Task instructions:
Find each line containing the string "whislo". Copy it.

Records from a collection of figures
········
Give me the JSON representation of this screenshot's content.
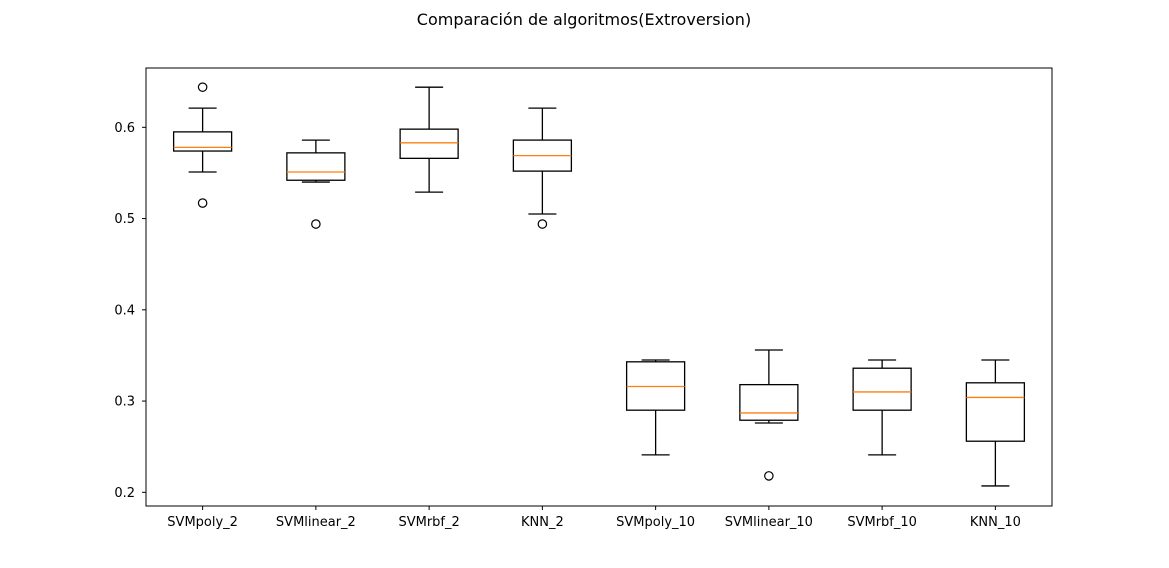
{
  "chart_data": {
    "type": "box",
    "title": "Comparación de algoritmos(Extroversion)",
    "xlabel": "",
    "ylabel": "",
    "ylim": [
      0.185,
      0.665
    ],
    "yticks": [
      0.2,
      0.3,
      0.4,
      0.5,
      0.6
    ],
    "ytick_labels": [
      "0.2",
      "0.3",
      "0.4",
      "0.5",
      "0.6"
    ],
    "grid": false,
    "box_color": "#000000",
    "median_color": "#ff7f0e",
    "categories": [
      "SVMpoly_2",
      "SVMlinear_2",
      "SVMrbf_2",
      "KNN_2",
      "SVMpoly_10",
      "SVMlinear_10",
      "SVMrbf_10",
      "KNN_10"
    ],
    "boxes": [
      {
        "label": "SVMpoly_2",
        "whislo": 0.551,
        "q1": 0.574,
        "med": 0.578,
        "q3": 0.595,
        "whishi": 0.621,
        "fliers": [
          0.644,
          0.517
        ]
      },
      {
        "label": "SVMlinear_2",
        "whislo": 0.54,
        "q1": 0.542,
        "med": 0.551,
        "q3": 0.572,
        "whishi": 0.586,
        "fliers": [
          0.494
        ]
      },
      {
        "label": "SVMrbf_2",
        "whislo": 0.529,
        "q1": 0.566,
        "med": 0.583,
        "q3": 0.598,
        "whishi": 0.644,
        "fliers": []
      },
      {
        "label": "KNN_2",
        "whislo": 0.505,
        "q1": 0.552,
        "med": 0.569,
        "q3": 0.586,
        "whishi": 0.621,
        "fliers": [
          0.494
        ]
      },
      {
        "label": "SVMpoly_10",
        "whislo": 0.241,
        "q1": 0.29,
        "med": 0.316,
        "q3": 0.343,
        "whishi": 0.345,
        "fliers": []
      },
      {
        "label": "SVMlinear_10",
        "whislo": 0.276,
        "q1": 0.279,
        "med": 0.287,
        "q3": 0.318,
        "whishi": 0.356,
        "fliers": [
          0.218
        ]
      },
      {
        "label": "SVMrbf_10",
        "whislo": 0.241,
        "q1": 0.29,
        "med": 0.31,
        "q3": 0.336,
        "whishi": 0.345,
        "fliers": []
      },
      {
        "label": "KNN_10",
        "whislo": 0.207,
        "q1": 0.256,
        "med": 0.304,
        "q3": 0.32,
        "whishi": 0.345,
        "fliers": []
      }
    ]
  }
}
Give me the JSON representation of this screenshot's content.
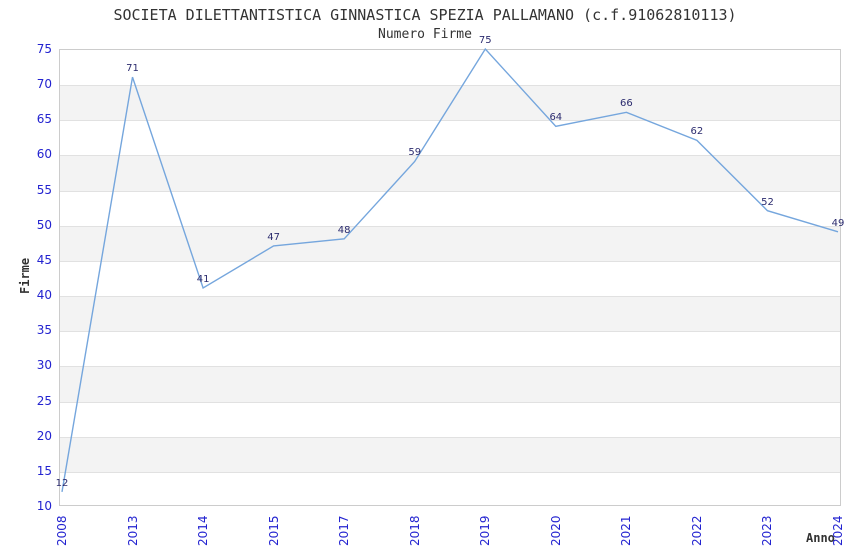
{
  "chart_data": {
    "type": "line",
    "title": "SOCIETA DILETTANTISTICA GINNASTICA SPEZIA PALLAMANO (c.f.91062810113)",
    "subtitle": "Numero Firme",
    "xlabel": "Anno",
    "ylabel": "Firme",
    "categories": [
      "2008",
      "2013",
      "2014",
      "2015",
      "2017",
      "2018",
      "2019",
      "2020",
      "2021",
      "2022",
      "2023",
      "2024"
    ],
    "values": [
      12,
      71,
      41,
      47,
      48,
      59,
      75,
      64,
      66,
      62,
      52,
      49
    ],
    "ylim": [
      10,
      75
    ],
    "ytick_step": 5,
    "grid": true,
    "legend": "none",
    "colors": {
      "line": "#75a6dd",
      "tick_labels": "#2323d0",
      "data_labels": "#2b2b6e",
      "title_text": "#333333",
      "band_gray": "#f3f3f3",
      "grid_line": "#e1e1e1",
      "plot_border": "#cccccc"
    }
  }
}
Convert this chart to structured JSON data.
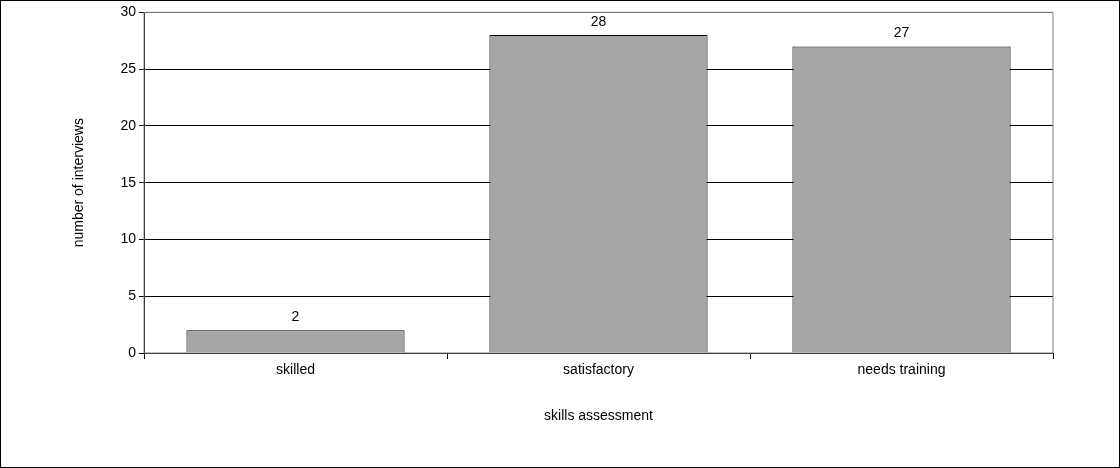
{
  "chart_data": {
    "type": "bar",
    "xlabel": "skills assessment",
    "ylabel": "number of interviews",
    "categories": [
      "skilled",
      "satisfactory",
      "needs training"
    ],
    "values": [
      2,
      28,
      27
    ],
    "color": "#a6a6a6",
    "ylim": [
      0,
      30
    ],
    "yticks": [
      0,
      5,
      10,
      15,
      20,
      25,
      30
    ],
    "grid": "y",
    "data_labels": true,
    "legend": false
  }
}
········
Answer:
        "whislo": 0.551,
        "whislo": 0.54,
        "whislo": 0.529,
        "whislo": 0.505,
        "whislo": 0.241,
        "whislo": 0.276,
        "whislo": 0.241,
        "whislo": 0.207,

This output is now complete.